# Problem description
Repeat the whole of the data, keeping every detail the same.

Dataset records:
========================================

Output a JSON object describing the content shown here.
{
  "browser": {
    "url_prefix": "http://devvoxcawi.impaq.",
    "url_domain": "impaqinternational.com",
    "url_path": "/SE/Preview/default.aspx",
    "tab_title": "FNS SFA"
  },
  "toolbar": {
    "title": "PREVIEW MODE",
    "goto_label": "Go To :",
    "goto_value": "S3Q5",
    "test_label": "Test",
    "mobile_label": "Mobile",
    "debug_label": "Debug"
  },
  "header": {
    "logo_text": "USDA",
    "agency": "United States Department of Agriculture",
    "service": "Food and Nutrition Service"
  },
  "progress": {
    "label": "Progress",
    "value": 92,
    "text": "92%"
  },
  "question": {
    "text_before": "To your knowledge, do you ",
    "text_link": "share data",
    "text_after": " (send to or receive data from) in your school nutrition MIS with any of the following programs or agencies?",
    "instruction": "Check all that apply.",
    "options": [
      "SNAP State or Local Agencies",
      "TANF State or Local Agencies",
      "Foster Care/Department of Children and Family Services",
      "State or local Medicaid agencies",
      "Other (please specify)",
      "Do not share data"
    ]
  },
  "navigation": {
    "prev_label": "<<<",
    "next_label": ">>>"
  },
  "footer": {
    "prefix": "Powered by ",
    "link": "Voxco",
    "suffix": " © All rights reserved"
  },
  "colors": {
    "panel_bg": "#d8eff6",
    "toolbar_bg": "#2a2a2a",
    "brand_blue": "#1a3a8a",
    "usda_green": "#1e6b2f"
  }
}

========================================

# Output
Output a JSON object describing the content shown here.
{
  "browser": {
    "url_prefix": "http://devvoxcawi.impaq.",
    "url_domain": "impaqinternational.com",
    "url_path": "/SE/Preview/default.aspx",
    "tab_title": "FNS SFA"
  },
  "toolbar": {
    "title": "PREVIEW MODE",
    "goto_label": "Go To :",
    "goto_value": "S3Q5",
    "test_label": "Test",
    "mobile_label": "Mobile",
    "debug_label": "Debug"
  },
  "header": {
    "logo_text": "USDA",
    "agency": "United States Department of Agriculture",
    "service": "Food and Nutrition Service"
  },
  "progress": {
    "label": "Progress",
    "value": 92,
    "text": "92%"
  },
  "question": {
    "text_before": "To your knowledge, do you ",
    "text_link": "share data",
    "text_after": " (send to or receive data from) in your school nutrition MIS with any of the following programs or agencies?",
    "instruction": "Check all that apply.",
    "options": [
      "SNAP State or Local Agencies",
      "TANF State or Local Agencies",
      "Foster Care/Department of Children and Family Services",
      "State or local Medicaid agencies",
      "Other (please specify)",
      "Do not share data"
    ]
  },
  "navigation": {
    "prev_label": "<<<",
    "next_label": ">>>"
  },
  "footer": {
    "prefix": "Powered by ",
    "link": "Voxco",
    "suffix": " © All rights reserved"
  },
  "colors": {
    "panel_bg": "#d8eff6",
    "toolbar_bg": "#2a2a2a",
    "brand_blue": "#1a3a8a",
    "usda_green": "#1e6b2f"
  }
}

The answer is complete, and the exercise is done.